= Directive =
Show all lines from the data that include the word "Lisboa".

==== Material to process

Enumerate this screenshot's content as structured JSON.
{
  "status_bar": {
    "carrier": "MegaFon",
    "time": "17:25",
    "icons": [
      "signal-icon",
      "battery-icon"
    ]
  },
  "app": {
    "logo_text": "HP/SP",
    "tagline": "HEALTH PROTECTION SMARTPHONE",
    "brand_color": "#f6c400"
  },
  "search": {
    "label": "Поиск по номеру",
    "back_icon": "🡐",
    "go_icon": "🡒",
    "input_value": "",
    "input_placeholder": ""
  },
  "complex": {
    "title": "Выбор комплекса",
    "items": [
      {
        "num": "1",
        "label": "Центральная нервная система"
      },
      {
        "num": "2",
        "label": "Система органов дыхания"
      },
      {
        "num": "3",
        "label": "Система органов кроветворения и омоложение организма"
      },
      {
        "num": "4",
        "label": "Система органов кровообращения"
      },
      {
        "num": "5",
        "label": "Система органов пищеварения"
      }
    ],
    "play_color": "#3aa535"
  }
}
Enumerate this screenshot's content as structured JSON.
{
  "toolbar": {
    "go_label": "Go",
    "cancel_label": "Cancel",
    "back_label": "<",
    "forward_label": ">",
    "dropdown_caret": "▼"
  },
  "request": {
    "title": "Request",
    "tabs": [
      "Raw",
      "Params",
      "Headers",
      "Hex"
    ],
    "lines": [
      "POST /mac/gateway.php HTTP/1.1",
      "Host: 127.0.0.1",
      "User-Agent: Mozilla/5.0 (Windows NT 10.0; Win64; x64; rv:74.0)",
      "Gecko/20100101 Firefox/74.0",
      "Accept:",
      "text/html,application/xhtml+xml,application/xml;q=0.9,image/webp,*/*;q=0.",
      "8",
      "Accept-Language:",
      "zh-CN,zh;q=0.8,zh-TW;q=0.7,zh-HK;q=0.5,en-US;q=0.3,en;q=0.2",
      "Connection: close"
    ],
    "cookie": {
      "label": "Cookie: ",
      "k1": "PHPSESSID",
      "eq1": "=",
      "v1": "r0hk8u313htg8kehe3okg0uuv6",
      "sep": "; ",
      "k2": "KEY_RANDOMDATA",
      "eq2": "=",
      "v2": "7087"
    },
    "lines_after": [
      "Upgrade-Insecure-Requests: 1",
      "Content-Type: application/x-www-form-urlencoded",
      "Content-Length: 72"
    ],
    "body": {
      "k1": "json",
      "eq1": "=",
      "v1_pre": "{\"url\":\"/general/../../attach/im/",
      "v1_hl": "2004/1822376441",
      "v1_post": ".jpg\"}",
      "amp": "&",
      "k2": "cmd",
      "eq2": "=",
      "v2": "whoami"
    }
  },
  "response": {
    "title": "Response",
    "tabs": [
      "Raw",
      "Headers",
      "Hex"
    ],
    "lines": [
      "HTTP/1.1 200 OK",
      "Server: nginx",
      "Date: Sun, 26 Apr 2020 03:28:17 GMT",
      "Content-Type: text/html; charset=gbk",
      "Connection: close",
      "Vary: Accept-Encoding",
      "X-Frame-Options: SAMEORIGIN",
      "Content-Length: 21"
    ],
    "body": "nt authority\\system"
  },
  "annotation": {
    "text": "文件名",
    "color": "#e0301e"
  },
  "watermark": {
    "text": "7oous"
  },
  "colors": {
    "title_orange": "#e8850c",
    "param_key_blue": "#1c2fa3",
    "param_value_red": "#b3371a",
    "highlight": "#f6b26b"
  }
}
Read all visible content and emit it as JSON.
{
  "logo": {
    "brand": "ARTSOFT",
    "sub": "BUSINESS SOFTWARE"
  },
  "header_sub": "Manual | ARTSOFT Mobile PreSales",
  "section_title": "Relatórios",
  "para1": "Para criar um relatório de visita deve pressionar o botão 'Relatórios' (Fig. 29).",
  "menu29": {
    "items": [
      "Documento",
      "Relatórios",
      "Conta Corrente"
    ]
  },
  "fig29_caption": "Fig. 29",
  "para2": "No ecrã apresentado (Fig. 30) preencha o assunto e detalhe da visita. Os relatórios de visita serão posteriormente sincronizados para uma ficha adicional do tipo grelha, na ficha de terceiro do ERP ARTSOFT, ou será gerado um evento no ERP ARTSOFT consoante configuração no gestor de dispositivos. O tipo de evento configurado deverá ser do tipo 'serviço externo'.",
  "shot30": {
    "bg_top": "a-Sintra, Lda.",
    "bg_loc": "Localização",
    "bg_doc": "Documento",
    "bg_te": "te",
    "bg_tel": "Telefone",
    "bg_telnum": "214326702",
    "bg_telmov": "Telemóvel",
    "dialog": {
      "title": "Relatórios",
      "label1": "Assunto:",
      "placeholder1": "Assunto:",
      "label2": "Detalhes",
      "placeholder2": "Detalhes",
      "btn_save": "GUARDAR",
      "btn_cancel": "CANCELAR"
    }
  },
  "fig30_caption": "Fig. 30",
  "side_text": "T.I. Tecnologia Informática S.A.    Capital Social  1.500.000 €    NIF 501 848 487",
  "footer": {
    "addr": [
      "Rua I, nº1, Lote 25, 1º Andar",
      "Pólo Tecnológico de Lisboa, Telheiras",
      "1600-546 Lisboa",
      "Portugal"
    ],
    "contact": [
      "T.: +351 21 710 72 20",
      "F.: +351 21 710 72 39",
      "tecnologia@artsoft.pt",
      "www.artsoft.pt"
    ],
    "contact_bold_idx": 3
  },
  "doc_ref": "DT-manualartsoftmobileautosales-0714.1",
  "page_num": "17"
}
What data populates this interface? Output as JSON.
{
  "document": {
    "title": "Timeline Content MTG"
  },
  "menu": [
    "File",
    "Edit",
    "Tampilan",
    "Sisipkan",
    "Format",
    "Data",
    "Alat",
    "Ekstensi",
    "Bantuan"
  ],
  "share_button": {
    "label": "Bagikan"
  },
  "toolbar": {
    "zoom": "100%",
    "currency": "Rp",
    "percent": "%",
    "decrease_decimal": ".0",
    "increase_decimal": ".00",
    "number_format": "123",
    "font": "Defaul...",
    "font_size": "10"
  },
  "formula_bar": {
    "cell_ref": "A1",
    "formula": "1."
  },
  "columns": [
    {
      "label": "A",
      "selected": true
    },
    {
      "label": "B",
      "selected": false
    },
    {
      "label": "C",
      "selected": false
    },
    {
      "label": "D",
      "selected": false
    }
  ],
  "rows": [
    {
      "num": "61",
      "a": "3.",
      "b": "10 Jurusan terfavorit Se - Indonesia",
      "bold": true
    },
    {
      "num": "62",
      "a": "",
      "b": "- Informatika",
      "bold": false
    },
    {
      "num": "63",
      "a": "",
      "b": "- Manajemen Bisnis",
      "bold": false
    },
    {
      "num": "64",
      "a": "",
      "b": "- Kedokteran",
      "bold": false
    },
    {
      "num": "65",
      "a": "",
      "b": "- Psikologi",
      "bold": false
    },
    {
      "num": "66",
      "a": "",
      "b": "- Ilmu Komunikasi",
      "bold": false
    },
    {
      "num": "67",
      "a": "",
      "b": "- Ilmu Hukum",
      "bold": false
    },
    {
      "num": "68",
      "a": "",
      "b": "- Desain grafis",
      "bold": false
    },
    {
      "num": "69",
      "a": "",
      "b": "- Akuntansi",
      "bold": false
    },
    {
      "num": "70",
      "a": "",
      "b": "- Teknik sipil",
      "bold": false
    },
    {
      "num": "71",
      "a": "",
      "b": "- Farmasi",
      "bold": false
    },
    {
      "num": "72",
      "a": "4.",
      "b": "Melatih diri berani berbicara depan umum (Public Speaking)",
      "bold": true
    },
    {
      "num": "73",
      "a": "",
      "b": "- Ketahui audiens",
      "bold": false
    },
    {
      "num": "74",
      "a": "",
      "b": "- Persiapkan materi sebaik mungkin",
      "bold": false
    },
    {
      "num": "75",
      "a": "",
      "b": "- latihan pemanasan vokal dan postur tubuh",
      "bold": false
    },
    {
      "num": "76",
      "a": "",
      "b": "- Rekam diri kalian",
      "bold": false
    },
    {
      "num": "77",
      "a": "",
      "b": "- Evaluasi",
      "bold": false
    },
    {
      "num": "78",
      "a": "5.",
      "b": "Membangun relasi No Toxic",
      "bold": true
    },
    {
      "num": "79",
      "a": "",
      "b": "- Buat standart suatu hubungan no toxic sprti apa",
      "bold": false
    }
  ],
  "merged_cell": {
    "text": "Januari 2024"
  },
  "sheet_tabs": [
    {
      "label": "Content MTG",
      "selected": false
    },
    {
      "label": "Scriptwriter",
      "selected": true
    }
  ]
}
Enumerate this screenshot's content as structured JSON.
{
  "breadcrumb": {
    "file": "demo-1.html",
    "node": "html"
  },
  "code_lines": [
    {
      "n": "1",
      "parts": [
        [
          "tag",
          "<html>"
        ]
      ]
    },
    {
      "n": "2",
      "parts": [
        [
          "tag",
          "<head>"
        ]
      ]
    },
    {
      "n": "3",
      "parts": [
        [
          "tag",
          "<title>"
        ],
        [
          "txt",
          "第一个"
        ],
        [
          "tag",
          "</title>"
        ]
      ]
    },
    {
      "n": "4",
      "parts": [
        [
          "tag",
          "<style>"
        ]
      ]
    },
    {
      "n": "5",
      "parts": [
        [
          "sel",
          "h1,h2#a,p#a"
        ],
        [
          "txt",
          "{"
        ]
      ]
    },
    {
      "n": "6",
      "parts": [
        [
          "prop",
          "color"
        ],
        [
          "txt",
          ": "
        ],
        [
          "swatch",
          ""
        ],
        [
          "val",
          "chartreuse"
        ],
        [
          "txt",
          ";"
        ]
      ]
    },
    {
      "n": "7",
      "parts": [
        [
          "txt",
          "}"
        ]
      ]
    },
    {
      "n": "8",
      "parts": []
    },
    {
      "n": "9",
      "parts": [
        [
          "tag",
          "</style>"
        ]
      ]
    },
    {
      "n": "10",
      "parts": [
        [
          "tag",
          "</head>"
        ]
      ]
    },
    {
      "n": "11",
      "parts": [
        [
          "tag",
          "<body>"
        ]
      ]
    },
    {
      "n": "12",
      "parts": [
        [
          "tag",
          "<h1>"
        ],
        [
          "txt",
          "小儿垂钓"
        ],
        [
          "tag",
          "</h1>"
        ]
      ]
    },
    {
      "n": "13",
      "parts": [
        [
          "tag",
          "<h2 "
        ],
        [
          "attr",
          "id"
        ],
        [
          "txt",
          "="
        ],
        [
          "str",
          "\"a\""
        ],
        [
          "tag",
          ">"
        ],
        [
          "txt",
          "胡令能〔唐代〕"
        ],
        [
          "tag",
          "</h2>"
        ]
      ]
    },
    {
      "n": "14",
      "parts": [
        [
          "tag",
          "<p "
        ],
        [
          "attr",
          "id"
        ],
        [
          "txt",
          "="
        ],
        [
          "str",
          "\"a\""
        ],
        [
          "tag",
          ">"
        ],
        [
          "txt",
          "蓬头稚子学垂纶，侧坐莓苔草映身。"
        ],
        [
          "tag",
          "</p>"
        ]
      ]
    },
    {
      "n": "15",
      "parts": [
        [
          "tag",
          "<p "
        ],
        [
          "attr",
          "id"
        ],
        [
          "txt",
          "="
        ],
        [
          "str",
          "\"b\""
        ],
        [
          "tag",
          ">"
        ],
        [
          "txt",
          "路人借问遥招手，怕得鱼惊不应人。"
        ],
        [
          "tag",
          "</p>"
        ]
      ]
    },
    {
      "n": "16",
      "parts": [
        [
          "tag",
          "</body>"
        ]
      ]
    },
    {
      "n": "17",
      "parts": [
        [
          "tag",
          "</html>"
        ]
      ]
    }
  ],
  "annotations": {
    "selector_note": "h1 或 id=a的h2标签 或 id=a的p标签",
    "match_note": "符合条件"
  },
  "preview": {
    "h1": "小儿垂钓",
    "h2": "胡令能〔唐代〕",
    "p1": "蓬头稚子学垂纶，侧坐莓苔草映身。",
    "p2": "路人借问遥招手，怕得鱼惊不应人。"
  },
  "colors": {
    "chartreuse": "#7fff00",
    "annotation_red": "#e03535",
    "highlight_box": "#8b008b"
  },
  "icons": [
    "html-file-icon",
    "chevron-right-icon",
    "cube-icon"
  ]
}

========

= Solved problem =
      "Pólo Tecnológico de Lisboa, Telheiras",
      "1600-546 Lisboa",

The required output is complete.